**Your goal**: The records that follow are to be repeated exactly, with no pictures carried over.

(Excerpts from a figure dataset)
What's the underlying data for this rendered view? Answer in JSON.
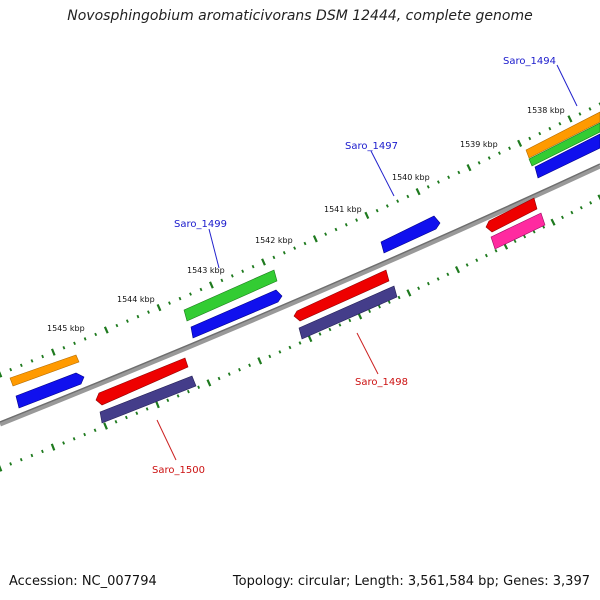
{
  "title": "Novosphingobium aromaticivorans DSM 12444, complete genome",
  "footer": {
    "accession": "Accession: NC_007794",
    "summary": "Topology: circular; Length: 3,561,584 bp; Genes: 3,397"
  },
  "ruler": {
    "labels": [
      "1538 kbp",
      "1539 kbp",
      "1540 kbp",
      "1541 kbp",
      "1542 kbp",
      "1543 kbp",
      "1544 kbp",
      "1545 kbp"
    ]
  },
  "genes": {
    "forward": [
      {
        "label": "Saro_1494",
        "color": "#0000cc"
      },
      {
        "label": "Saro_1497",
        "color": "#0000cc"
      },
      {
        "label": "Saro_1499",
        "color": "#0000cc"
      }
    ],
    "reverse": [
      {
        "label": "Saro_1498",
        "color": "#cc0000"
      },
      {
        "label": "Saro_1500",
        "color": "#cc0000"
      }
    ]
  },
  "colors": {
    "backbone": "#888888",
    "tick": "#1e7a1e",
    "cds_blue": "#1010ee",
    "gene_orange": "#ff9900",
    "gene_green": "#33cc33",
    "gene_red": "#ee0000",
    "gene_pink": "#ff2aa0",
    "gene_purple": "#443d8a",
    "label_blue": "#1a1acc",
    "label_red": "#cc1111"
  }
}
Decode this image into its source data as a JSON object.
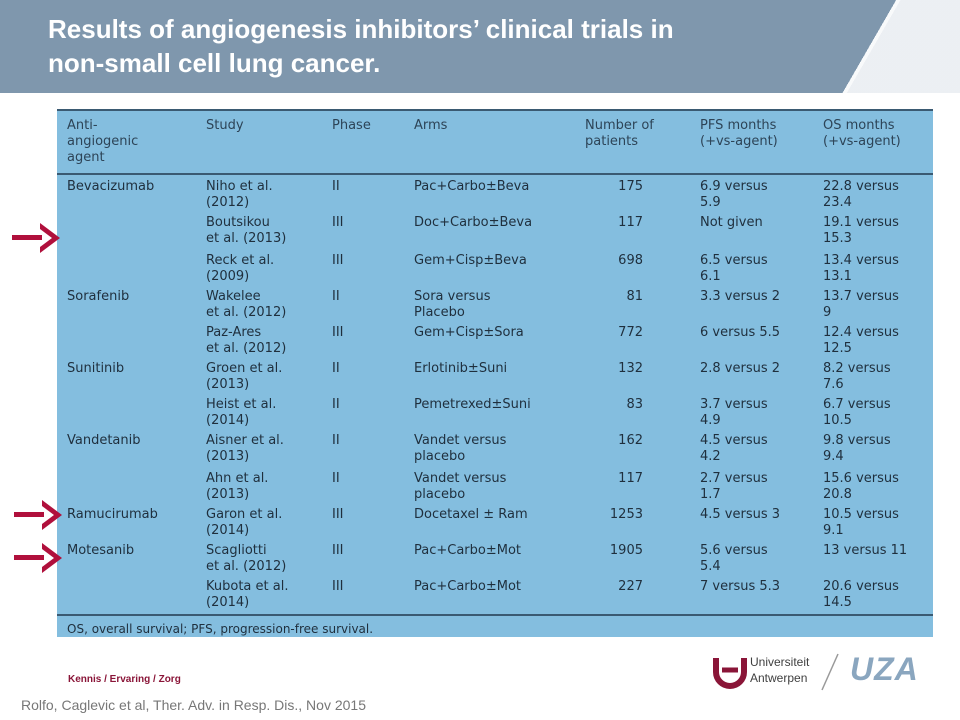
{
  "header": {
    "title_line1": "Results of angiogenesis inhibitors’ clinical trials in",
    "title_line2": "non-small cell lung cancer."
  },
  "table": {
    "columns": [
      "Anti-\nangiogenic\nagent",
      "Study",
      "Phase",
      "Arms",
      "Number of\npatients",
      "PFS months\n(+vs-agent)",
      "OS months\n(+vs-agent)"
    ],
    "rows": [
      {
        "agent": "Bevacizumab",
        "study": "Niho et al.\n(2012)",
        "phase": "II",
        "arms": "Pac+Carbo±Beva",
        "n": "175",
        "pfs": "6.9 versus\n5.9",
        "os": "22.8 versus\n23.4"
      },
      {
        "agent": "",
        "study": "Boutsikou\net al. (2013)",
        "phase": "III",
        "arms": "Doc+Carbo±Beva",
        "n": "117",
        "pfs": "Not given",
        "os": "19.1 versus\n15.3"
      },
      {
        "agent": "",
        "study": "Reck et al.\n(2009)",
        "phase": "III",
        "arms": "Gem+Cisp±Beva",
        "n": "698",
        "pfs": "6.5 versus\n6.1",
        "os": "13.4 versus\n13.1"
      },
      {
        "agent": "Sorafenib",
        "study": "Wakelee\net al. (2012)",
        "phase": "II",
        "arms": "Sora versus\nPlacebo",
        "n": "81",
        "pfs": "3.3 versus 2",
        "os": "13.7 versus\n9"
      },
      {
        "agent": "",
        "study": "Paz-Ares\net al. (2012)",
        "phase": "III",
        "arms": "Gem+Cisp±Sora",
        "n": "772",
        "pfs": "6 versus 5.5",
        "os": "12.4 versus\n12.5"
      },
      {
        "agent": "Sunitinib",
        "study": "Groen et al.\n(2013)",
        "phase": "II",
        "arms": "Erlotinib±Suni",
        "n": "132",
        "pfs": "2.8 versus 2",
        "os": "8.2 versus\n7.6"
      },
      {
        "agent": "",
        "study": "Heist et al.\n(2014)",
        "phase": "II",
        "arms": "Pemetrexed±Suni",
        "n": "83",
        "pfs": "3.7 versus\n4.9",
        "os": "6.7 versus\n10.5"
      },
      {
        "agent": "Vandetanib",
        "study": "Aisner et al.\n(2013)",
        "phase": "II",
        "arms": "Vandet versus\nplacebo",
        "n": "162",
        "pfs": "4.5 versus\n4.2",
        "os": "9.8 versus\n9.4"
      },
      {
        "agent": "",
        "study": "Ahn et al.\n(2013)",
        "phase": "II",
        "arms": "Vandet versus\nplacebo",
        "n": "117",
        "pfs": "2.7 versus\n1.7",
        "os": "15.6 versus\n20.8"
      },
      {
        "agent": "Ramucirumab",
        "study": "Garon et al.\n(2014)",
        "phase": "III",
        "arms": "Docetaxel ± Ram",
        "n": "1253",
        "pfs": "4.5 versus 3",
        "os": "10.5 versus\n9.1"
      },
      {
        "agent": "Motesanib",
        "study": "Scagliotti\net al. (2012)",
        "phase": "III",
        "arms": "Pac+Carbo±Mot",
        "n": "1905",
        "pfs": "5.6 versus\n5.4",
        "os": "13 versus 11"
      },
      {
        "agent": "",
        "study": "Kubota et al.\n(2014)",
        "phase": "III",
        "arms": "Pac+Carbo±Mot",
        "n": "227",
        "pfs": "7 versus 5.3",
        "os": "20.6 versus\n14.5"
      }
    ],
    "footnote": "OS, overall survival; PFS, progression-free survival."
  },
  "footer": {
    "tagline": "Kennis / Ervaring / Zorg",
    "citation": "Rolfo, Caglevic et al, Ther.  Adv. in Resp. Dis., Nov 2015",
    "uantwerp_line1": "Universiteit",
    "uantwerp_line2": "Antwerpen",
    "uza": "UZA"
  },
  "colors": {
    "header_bg": "#7f97ad",
    "table_bg": "#84bedf",
    "arrow": "#b0103c",
    "tagline": "#8a1538"
  }
}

**Solved problem**:
What's the underlying data for this rendered view? Answer in JSON.
{
  "title": "Novosphingobium aromaticivorans DSM 12444, complete genome",
  "footer": {
    "accession": "Accession: NC_007794",
    "summary": "Topology: circular; Length: 3,561,584 bp; Genes: 3,397"
  },
  "ruler": {
    "labels": [
      "1538 kbp",
      "1539 kbp",
      "1540 kbp",
      "1541 kbp",
      "1542 kbp",
      "1543 kbp",
      "1544 kbp",
      "1545 kbp"
    ]
  },
  "genes": {
    "forward": [
      {
        "label": "Saro_1494",
        "color": "#0000cc"
      },
      {
        "label": "Saro_1497",
        "color": "#0000cc"
      },
      {
        "label": "Saro_1499",
        "color": "#0000cc"
      }
    ],
    "reverse": [
      {
        "label": "Saro_1498",
        "color": "#cc0000"
      },
      {
        "label": "Saro_1500",
        "color": "#cc0000"
      }
    ]
  },
  "colors": {
    "backbone": "#888888",
    "tick": "#1e7a1e",
    "cds_blue": "#1010ee",
    "gene_orange": "#ff9900",
    "gene_green": "#33cc33",
    "gene_red": "#ee0000",
    "gene_pink": "#ff2aa0",
    "gene_purple": "#443d8a",
    "label_blue": "#1a1acc",
    "label_red": "#cc1111"
  }
}
Decode this image into its source data as a JSON object.
{
  "header": {
    "title_line1": "Results of angiogenesis inhibitors’ clinical trials in",
    "title_line2": "non-small cell lung cancer."
  },
  "table": {
    "columns": [
      "Anti-\nangiogenic\nagent",
      "Study",
      "Phase",
      "Arms",
      "Number of\npatients",
      "PFS months\n(+vs-agent)",
      "OS months\n(+vs-agent)"
    ],
    "rows": [
      {
        "agent": "Bevacizumab",
        "study": "Niho et al.\n(2012)",
        "phase": "II",
        "arms": "Pac+Carbo±Beva",
        "n": "175",
        "pfs": "6.9 versus\n5.9",
        "os": "22.8 versus\n23.4"
      },
      {
        "agent": "",
        "study": "Boutsikou\net al. (2013)",
        "phase": "III",
        "arms": "Doc+Carbo±Beva",
        "n": "117",
        "pfs": "Not given",
        "os": "19.1 versus\n15.3"
      },
      {
        "agent": "",
        "study": "Reck et al.\n(2009)",
        "phase": "III",
        "arms": "Gem+Cisp±Beva",
        "n": "698",
        "pfs": "6.5 versus\n6.1",
        "os": "13.4 versus\n13.1"
      },
      {
        "agent": "Sorafenib",
        "study": "Wakelee\net al. (2012)",
        "phase": "II",
        "arms": "Sora versus\nPlacebo",
        "n": "81",
        "pfs": "3.3 versus 2",
        "os": "13.7 versus\n9"
      },
      {
        "agent": "",
        "study": "Paz-Ares\net al. (2012)",
        "phase": "III",
        "arms": "Gem+Cisp±Sora",
        "n": "772",
        "pfs": "6 versus 5.5",
        "os": "12.4 versus\n12.5"
      },
      {
        "agent": "Sunitinib",
        "study": "Groen et al.\n(2013)",
        "phase": "II",
        "arms": "Erlotinib±Suni",
        "n": "132",
        "pfs": "2.8 versus 2",
        "os": "8.2 versus\n7.6"
      },
      {
        "agent": "",
        "study": "Heist et al.\n(2014)",
        "phase": "II",
        "arms": "Pemetrexed±Suni",
        "n": "83",
        "pfs": "3.7 versus\n4.9",
        "os": "6.7 versus\n10.5"
      },
      {
        "agent": "Vandetanib",
        "study": "Aisner et al.\n(2013)",
        "phase": "II",
        "arms": "Vandet versus\nplacebo",
        "n": "162",
        "pfs": "4.5 versus\n4.2",
        "os": "9.8 versus\n9.4"
      },
      {
        "agent": "",
        "study": "Ahn et al.\n(2013)",
        "phase": "II",
        "arms": "Vandet versus\nplacebo",
        "n": "117",
        "pfs": "2.7 versus\n1.7",
        "os": "15.6 versus\n20.8"
      },
      {
        "agent": "Ramucirumab",
        "study": "Garon et al.\n(2014)",
        "phase": "III",
        "arms": "Docetaxel ± Ram",
        "n": "1253",
        "pfs": "4.5 versus 3",
        "os": "10.5 versus\n9.1"
      },
      {
        "agent": "Motesanib",
        "study": "Scagliotti\net al. (2012)",
        "phase": "III",
        "arms": "Pac+Carbo±Mot",
        "n": "1905",
        "pfs": "5.6 versus\n5.4",
        "os": "13 versus 11"
      },
      {
        "agent": "",
        "study": "Kubota et al.\n(2014)",
        "phase": "III",
        "arms": "Pac+Carbo±Mot",
        "n": "227",
        "pfs": "7 versus 5.3",
        "os": "20.6 versus\n14.5"
      }
    ],
    "footnote": "OS, overall survival; PFS, progression-free survival."
  },
  "footer": {
    "tagline": "Kennis / Ervaring / Zorg",
    "citation": "Rolfo, Caglevic et al, Ther.  Adv. in Resp. Dis., Nov 2015",
    "uantwerp_line1": "Universiteit",
    "uantwerp_line2": "Antwerpen",
    "uza": "UZA"
  },
  "colors": {
    "header_bg": "#7f97ad",
    "table_bg": "#84bedf",
    "arrow": "#b0103c",
    "tagline": "#8a1538"
  }
}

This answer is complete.